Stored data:
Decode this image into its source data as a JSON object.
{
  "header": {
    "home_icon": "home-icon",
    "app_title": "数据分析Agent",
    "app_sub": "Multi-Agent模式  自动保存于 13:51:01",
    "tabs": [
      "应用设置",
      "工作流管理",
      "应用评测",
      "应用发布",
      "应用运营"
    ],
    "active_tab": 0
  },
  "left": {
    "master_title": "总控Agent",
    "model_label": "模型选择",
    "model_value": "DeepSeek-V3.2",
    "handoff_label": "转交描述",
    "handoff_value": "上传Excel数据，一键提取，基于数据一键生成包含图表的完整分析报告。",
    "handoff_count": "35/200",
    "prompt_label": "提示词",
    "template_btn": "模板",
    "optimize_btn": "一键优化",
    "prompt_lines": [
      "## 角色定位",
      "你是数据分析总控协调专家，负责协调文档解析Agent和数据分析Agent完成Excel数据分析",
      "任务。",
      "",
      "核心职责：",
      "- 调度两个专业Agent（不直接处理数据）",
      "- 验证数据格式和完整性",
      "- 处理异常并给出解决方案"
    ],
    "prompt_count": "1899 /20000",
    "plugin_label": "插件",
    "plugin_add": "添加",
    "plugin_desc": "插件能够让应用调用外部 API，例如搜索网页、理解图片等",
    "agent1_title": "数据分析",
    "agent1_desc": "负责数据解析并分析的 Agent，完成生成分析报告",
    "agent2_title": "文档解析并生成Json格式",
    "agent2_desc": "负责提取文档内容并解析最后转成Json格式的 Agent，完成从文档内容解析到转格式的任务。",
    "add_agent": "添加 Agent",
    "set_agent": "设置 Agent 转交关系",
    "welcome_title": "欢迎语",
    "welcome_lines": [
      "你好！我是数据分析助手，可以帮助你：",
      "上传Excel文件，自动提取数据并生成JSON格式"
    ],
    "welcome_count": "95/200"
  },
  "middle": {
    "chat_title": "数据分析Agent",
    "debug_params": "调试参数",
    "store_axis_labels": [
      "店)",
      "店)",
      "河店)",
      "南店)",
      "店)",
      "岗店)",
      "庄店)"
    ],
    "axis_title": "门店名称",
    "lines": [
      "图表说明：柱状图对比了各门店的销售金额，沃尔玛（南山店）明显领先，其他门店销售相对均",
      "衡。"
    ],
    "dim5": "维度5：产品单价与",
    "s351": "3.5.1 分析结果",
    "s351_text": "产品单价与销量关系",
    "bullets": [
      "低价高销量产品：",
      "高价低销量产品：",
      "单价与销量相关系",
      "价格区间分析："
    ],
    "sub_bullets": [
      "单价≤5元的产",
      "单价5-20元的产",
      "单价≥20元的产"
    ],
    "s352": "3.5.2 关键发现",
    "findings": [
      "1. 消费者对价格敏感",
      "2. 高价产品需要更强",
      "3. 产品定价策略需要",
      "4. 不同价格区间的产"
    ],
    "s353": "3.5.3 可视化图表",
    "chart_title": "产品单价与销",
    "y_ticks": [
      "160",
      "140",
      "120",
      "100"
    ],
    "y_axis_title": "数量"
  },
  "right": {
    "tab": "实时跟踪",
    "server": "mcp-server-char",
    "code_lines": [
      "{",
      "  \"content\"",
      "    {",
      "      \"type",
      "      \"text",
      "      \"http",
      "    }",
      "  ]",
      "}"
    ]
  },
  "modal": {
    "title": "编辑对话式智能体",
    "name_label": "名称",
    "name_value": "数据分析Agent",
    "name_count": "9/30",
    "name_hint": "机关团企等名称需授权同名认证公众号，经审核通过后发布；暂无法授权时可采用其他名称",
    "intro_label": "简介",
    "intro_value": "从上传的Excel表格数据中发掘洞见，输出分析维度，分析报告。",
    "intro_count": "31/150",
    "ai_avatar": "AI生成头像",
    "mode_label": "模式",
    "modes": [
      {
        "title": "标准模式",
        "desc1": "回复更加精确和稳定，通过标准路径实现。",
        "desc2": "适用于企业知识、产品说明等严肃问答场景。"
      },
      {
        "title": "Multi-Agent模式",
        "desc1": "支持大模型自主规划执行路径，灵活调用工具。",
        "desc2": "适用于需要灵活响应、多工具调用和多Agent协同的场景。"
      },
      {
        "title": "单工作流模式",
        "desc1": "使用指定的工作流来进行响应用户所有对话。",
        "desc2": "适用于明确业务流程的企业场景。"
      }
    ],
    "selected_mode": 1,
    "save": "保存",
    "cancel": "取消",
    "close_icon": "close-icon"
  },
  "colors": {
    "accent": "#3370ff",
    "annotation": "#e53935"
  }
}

### Direction
Count the lines that hold the string "Multi" and state that number alone.

### Answer for this exercise
2